* **Objective**
From the listing below, pull out every line where the string "Configure" appears.

****

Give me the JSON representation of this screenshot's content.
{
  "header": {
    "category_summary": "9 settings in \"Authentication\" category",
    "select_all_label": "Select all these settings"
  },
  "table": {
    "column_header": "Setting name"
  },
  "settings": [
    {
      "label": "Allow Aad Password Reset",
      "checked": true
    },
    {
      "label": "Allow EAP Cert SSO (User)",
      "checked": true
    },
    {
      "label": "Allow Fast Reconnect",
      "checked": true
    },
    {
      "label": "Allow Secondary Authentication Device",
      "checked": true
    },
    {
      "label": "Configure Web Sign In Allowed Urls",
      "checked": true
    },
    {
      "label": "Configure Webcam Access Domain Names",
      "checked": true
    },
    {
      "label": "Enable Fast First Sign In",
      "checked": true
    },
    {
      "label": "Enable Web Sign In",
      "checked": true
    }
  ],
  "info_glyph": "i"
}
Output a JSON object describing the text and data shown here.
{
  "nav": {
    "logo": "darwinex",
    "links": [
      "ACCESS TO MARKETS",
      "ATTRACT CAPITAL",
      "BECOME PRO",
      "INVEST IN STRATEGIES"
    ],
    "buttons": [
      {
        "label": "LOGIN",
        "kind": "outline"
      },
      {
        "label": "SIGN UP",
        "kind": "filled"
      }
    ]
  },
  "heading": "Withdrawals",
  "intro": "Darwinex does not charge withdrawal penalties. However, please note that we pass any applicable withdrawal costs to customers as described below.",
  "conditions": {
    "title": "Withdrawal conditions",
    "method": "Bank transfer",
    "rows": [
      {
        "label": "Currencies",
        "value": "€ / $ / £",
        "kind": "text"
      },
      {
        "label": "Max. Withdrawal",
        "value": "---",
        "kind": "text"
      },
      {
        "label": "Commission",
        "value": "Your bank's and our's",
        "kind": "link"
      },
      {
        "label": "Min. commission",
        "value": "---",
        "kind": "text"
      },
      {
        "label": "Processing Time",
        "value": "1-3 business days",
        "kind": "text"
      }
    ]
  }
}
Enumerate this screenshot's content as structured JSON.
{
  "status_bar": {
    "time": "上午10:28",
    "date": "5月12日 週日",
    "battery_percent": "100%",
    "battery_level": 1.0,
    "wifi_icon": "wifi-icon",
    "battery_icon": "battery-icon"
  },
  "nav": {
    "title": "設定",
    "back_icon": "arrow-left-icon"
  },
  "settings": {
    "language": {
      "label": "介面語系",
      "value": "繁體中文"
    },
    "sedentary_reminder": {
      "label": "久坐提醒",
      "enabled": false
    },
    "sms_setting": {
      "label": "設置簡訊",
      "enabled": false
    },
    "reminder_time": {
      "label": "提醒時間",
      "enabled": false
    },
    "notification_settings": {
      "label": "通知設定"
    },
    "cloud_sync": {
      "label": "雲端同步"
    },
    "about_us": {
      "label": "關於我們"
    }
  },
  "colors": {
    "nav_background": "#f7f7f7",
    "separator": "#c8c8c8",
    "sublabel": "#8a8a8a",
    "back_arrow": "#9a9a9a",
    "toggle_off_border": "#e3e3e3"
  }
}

****

* **Result of the exercise**
      "label": "Configure Web Sign In Allowed Urls",
      "label": "Configure Webcam Access Domain Names",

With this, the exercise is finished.